== GOAL ==
List every line in this data where the string "mixture" occurs.

== EXTRACTED ENTRIES ==
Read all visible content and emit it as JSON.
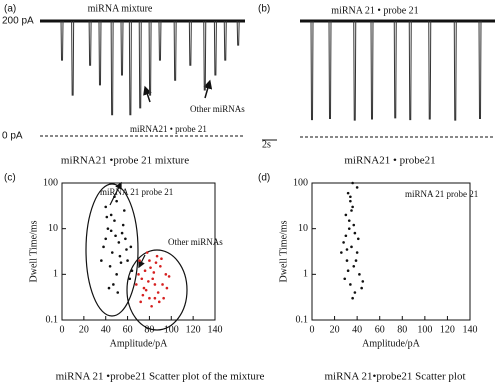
{
  "chart_data": [
    {
      "type": "trace",
      "panel": "(a)",
      "title": "miRNA mixture",
      "xlim": [
        0,
        27
      ],
      "ylim": [
        0,
        200
      ],
      "yticks": [
        {
          "value": 200,
          "label": "200 pA"
        },
        {
          "value": 0,
          "label": "0 pA"
        }
      ],
      "x": [
        2.9,
        4.3,
        6.6,
        7.9,
        9.5,
        10.8,
        11.9,
        13.2,
        14.5,
        15.8,
        17.8,
        19.8,
        21.7,
        23.1,
        24.4,
        26.1
      ],
      "values": [
        132,
        71,
        123,
        89,
        37,
        106,
        37,
        49,
        71,
        132,
        97,
        123,
        80,
        106,
        132,
        158
      ],
      "annotations": [
        "miRNA21 • probe 21",
        "Other miRNAs"
      ],
      "caption": "miRNA21 •probe 21 mixture"
    },
    {
      "type": "trace",
      "panel": "(b)",
      "title": "miRNA 21 • probe 21",
      "xlim": [
        0,
        26
      ],
      "ylim": [
        0,
        200
      ],
      "x": [
        1.6,
        4.0,
        7.3,
        9.6,
        12.7,
        14.7,
        17.3,
        20.7,
        24.0
      ],
      "values": [
        30,
        32,
        29,
        31,
        33,
        30,
        31,
        29,
        32
      ],
      "scalebar": {
        "value": 2,
        "label": "2s"
      },
      "caption": "miRNA21 • probe21"
    },
    {
      "type": "scatter",
      "panel": "(c)",
      "xlabel": "Amplitude/pA",
      "ylabel": "Dwell Time/ms",
      "xlim": [
        0,
        140
      ],
      "xticks": [
        0,
        20,
        40,
        60,
        80,
        100,
        120,
        140
      ],
      "ylim": [
        0.1,
        100
      ],
      "yticks": [
        0.1,
        1,
        10,
        100
      ],
      "log_y": true,
      "series": [
        {
          "color": "#111111",
          "x": [
            40,
            45,
            48,
            50,
            42,
            55,
            52,
            46,
            60,
            58,
            38,
            44,
            50,
            62,
            47,
            53,
            56,
            41,
            49,
            64,
            36,
            43,
            57,
            51,
            45,
            59,
            54,
            48,
            63,
            40
          ],
          "values": [
            30,
            20,
            15,
            40,
            10,
            8,
            5,
            3,
            2,
            6,
            4,
            1.5,
            1,
            0.8,
            0.6,
            2.5,
            12,
            18,
            7,
            1.2,
            2,
            0.5,
            25,
            0.4,
            9,
            3.5,
            1.8,
            50,
            4,
            6
          ]
        },
        {
          "color": "#d62020",
          "x": [
            70,
            75,
            80,
            85,
            90,
            72,
            78,
            83,
            88,
            95,
            68,
            76,
            82,
            87,
            92,
            74,
            79,
            86,
            93,
            98,
            71,
            84,
            89,
            77,
            81,
            96,
            73,
            91,
            85,
            80
          ],
          "values": [
            1,
            0.5,
            2,
            0.3,
            1.5,
            0.25,
            3,
            0.8,
            0.4,
            1,
            0.6,
            1.2,
            0.2,
            2.5,
            0.6,
            0.35,
            0.7,
            1.8,
            0.3,
            0.9,
            2,
            1.1,
            0.25,
            0.45,
            1.4,
            0.5,
            0.8,
            2.2,
            0.6,
            0.3
          ]
        }
      ],
      "annotations": [
        "miRNA 21 probe 21",
        "Other miRNAs"
      ],
      "caption": "miRNA 21 •probe21  Scatter plot of the mixture"
    },
    {
      "type": "scatter",
      "panel": "(d)",
      "xlabel": "Amplitude/pA",
      "ylabel": "Dwell Time/ms",
      "xlim": [
        0,
        140
      ],
      "xticks": [
        0,
        20,
        40,
        60,
        80,
        100,
        120,
        140
      ],
      "ylim": [
        0.1,
        100
      ],
      "yticks": [
        0.1,
        1,
        10,
        100
      ],
      "log_y": true,
      "series": [
        {
          "color": "#111111",
          "x": [
            32,
            34,
            30,
            36,
            33,
            38,
            28,
            35,
            40,
            31,
            37,
            42,
            29,
            34,
            39,
            44,
            33,
            35,
            30,
            37,
            41,
            26,
            36,
            45,
            32,
            38,
            34,
            40,
            36,
            31
          ],
          "values": [
            60,
            40,
            20,
            30,
            10,
            8,
            5,
            4,
            3,
            2,
            1.5,
            1,
            0.8,
            0.6,
            2,
            0.5,
            15,
            25,
            7,
            12,
            6,
            3,
            0.3,
            0.7,
            1.2,
            0.4,
            50,
            80,
            100,
            3.5
          ]
        }
      ],
      "annotations": [
        "miRNA 21 probe 21"
      ],
      "caption": "miRNA 21•probe21 Scatter plot"
    }
  ]
}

== RESPONSE TO THIS EXERCISE ==
      "title": "miRNA mixture",
      "caption": "miRNA21 •probe 21 mixture"
      "caption": "miRNA 21 •probe21  Scatter plot of the mixture"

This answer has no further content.